Hmmm. Unsure of i915, radeons back to first gen could support it, and
I'm pretty sure pre-DX9 nv hardware could do it as well.

> 
>>> Separate Alpha Blend                    Yes             Yes             Yes 
>>>     
>>>        Yes              Yes             No               No
>> Required for OGL 1.4 (and different blend equations in addition of blend
>> functions for 2.0). I thought though it was required for DX9 too? 
> 
> Microsoft disagrees in that first link I posted.
Yeah. Again, I believe all hardware which can do SM 2.0 pretty much can
do it. Maybe they just forgot to include it in the first released DX9
revision or something like that. Radeons could definitely do it earlier
(DX8 hardware), nvidia introduced support for it with their so-called
DX9 hardware (GeForce FX series), as did intel with 915. It is possible
some exotic hardware can't do it, however.

> 
>>>             No               No Two sided stencil                   Yes  
>>>           Yes             Yes             No              No             
>>> No               No
>> This is also a core GL 2.0 feature. Also, you've listed it there as
>> feature level 5 feature but the mesa state tracker enables it at feature
>> level 4
> 
> Yea, as mentioned I don't really know what to do with two-sided stencil.
It is also worth mentioning that some hardware (radeons) can't actually
do all of it as required by GL 2.0. DX9 (afaik) only required different
stencil funcs, but not different reference values/masks. Both intel and
nvidia can do the full GL 2.0 two-sided stencil state with their SM 2.0
hardware.

>  
>> Oh, no longer supported in DX10? I guess that's just because you have to
>> implement them yourself in the geometry shader right? 
> 
> Right.
> 
>> We'd still need to support them I guess in the drivers for GL.
> 
> Or implement them in util's with geometry shaders :) It's mainly a question 
> of 
> whether hardware will support it, since Microsoft dropped it I'd be careful.
I'm pretty sure hardware will still support it. If not then yes I'd
guess we could use util code to do it in the geometry shader (or the
drivers have to do it - the i965 driver currently already uses the
geometry shader stage to do things like that). In any case, I think we
still need to say it's supported.

> 
> All in all, I agree the first feature level is pretty bonkers, but I wanted 
> to 
> have something without explicit hardware vertex shaders. The rest is really 
> what Microsoft requires, but for the stuff I pointed out it's obviously very 
> murky and a matter of discussion. In the end we can define whatever feels 
> right 
> if it covers enough cases.

**EXERCISE INSTRUCTIONS:**
1) Copy the rows word for word, from the first row through the line containing "- country-row[interactable]: 27.980", with both of those lines included.
2) Continue the mailing-list discussion of graphics hardware feature levels from the point where it stops.
The text and the rows have no connection to each other.

**STORED ROWS:**

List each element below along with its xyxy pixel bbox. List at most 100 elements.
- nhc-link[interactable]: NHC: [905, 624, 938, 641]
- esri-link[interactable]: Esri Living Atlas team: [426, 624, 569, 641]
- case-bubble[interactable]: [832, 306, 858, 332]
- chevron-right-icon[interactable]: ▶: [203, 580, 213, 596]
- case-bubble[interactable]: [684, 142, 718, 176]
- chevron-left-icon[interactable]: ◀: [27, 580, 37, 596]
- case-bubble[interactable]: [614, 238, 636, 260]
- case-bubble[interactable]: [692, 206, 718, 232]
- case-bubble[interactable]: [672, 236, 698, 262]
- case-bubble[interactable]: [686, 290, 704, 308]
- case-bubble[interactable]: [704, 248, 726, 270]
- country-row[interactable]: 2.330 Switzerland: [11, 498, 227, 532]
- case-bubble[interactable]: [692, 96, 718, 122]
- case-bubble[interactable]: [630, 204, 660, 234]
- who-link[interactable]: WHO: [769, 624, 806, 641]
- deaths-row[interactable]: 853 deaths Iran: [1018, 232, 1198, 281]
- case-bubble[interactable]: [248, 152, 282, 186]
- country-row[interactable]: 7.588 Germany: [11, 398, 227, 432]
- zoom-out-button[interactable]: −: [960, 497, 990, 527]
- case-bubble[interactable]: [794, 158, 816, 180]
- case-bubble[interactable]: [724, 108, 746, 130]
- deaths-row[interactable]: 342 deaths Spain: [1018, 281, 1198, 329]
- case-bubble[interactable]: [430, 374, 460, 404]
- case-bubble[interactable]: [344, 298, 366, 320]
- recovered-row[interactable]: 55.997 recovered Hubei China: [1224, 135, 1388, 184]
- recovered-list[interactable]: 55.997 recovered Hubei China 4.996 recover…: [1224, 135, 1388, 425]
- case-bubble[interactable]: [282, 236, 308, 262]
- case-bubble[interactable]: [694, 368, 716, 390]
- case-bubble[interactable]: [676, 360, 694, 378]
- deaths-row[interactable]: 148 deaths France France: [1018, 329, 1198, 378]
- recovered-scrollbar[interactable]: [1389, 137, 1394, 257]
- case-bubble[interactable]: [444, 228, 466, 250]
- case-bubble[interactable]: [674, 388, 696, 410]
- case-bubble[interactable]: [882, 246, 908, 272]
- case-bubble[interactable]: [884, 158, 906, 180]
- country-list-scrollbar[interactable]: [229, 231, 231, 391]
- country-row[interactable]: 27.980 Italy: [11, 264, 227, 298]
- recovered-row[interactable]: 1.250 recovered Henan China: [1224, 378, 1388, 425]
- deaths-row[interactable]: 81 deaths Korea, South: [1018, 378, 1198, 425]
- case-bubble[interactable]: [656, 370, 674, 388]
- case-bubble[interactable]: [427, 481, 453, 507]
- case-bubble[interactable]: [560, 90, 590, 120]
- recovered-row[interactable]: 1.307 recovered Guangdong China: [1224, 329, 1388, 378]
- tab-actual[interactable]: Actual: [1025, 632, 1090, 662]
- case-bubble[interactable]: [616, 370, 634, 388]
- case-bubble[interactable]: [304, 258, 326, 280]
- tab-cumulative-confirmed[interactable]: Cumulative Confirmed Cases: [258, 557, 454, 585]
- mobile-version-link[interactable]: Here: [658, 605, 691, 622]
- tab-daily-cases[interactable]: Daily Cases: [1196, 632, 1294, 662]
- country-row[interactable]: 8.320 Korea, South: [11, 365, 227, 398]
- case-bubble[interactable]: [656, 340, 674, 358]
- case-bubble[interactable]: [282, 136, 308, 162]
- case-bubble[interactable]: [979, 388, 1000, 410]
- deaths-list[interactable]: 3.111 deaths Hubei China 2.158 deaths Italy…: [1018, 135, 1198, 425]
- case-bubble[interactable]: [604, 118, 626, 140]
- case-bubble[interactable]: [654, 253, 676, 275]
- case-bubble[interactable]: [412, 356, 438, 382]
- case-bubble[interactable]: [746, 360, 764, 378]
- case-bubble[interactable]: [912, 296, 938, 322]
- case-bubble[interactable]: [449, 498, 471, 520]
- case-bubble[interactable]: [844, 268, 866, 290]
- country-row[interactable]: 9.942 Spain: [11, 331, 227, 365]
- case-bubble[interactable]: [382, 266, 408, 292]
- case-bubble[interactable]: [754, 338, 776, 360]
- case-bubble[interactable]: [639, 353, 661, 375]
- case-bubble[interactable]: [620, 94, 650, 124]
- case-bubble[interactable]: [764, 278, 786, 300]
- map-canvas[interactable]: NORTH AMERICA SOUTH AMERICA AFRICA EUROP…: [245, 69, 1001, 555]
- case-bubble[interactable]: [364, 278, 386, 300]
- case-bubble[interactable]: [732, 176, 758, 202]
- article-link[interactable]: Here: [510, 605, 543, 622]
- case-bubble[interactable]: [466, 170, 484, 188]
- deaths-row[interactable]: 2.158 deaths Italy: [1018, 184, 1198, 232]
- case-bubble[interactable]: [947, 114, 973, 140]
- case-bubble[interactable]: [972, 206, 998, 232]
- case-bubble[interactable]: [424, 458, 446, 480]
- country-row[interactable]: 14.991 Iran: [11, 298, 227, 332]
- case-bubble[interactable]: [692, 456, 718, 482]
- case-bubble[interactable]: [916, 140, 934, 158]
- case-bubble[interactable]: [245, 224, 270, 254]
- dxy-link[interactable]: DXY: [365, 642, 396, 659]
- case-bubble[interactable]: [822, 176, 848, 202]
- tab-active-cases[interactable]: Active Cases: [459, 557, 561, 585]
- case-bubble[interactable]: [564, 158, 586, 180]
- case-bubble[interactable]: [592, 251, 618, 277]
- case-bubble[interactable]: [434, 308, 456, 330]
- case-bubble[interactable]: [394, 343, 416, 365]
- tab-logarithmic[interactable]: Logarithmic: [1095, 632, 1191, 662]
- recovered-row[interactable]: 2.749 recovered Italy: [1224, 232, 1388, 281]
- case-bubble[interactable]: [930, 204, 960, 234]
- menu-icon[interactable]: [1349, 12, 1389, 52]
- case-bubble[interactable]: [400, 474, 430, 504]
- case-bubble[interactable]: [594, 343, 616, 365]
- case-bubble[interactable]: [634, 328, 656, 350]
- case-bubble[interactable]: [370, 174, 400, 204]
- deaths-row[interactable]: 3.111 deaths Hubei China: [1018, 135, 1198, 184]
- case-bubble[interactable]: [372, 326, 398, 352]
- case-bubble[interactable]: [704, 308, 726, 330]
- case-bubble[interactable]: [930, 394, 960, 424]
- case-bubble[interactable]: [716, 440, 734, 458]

**SOLVED PROBLEMS:**
1)
List each element below along with its xyxy pixel bbox. List at most 100 elements.
- nhc-link[interactable]: NHC: [905, 624, 938, 641]
- esri-link[interactable]: Esri Living Atlas team: [426, 624, 569, 641]
- case-bubble[interactable]: [832, 306, 858, 332]
- chevron-right-icon[interactable]: ▶: [203, 580, 213, 596]
- case-bubble[interactable]: [684, 142, 718, 176]
- chevron-left-icon[interactable]: ◀: [27, 580, 37, 596]
- case-bubble[interactable]: [614, 238, 636, 260]
- case-bubble[interactable]: [692, 206, 718, 232]
- case-bubble[interactable]: [672, 236, 698, 262]
- case-bubble[interactable]: [686, 290, 704, 308]
- case-bubble[interactable]: [704, 248, 726, 270]
- country-row[interactable]: 2.330 Switzerland: [11, 498, 227, 532]
- case-bubble[interactable]: [692, 96, 718, 122]
- case-bubble[interactable]: [630, 204, 660, 234]
- who-link[interactable]: WHO: [769, 624, 806, 641]
- deaths-row[interactable]: 853 deaths Iran: [1018, 232, 1198, 281]
- case-bubble[interactable]: [248, 152, 282, 186]
- country-row[interactable]: 7.588 Germany: [11, 398, 227, 432]
- zoom-out-button[interactable]: −: [960, 497, 990, 527]
- case-bubble[interactable]: [794, 158, 816, 180]
- case-bubble[interactable]: [724, 108, 746, 130]
- deaths-row[interactable]: 342 deaths Spain: [1018, 281, 1198, 329]
- case-bubble[interactable]: [430, 374, 460, 404]
- case-bubble[interactable]: [344, 298, 366, 320]
- recovered-row[interactable]: 55.997 recovered Hubei China: [1224, 135, 1388, 184]
- recovered-list[interactable]: 55.997 recovered Hubei China 4.996 recover…: [1224, 135, 1388, 425]
- case-bubble[interactable]: [282, 236, 308, 262]
- case-bubble[interactable]: [694, 368, 716, 390]
- case-bubble[interactable]: [676, 360, 694, 378]
- deaths-row[interactable]: 148 deaths France France: [1018, 329, 1198, 378]
- recovered-scrollbar[interactable]: [1389, 137, 1394, 257]
- case-bubble[interactable]: [444, 228, 466, 250]
- case-bubble[interactable]: [674, 388, 696, 410]
- case-bubble[interactable]: [882, 246, 908, 272]
- case-bubble[interactable]: [884, 158, 906, 180]
- country-list-scrollbar[interactable]: [229, 231, 231, 391]
- country-row[interactable]: 27.980 Italy: [11, 264, 227, 298]

2)
I dunno but I feel MS requirements aren't those which make sense for us.
Some look pretty bonkers to me (like the aniso requirement), but more
importantly they don't match hw levels well, and even less so GL
requirements. Now the higher levels (since DX10) make sense to me (also
because the interesting GL extensions from that area are pretty much
just ports of DX10 stuff, so it should match both hardware and GL pretty
well).
Actually, for the lower DX9 levels, it probably shouldn't say GL 2.x.
Gallium is just fine for hardware which can't really do GLSL, as long as
the hardware has some kind of programmable fragment pipeline (so it's
more like driver should support ARB_fp). From that (first gen DX)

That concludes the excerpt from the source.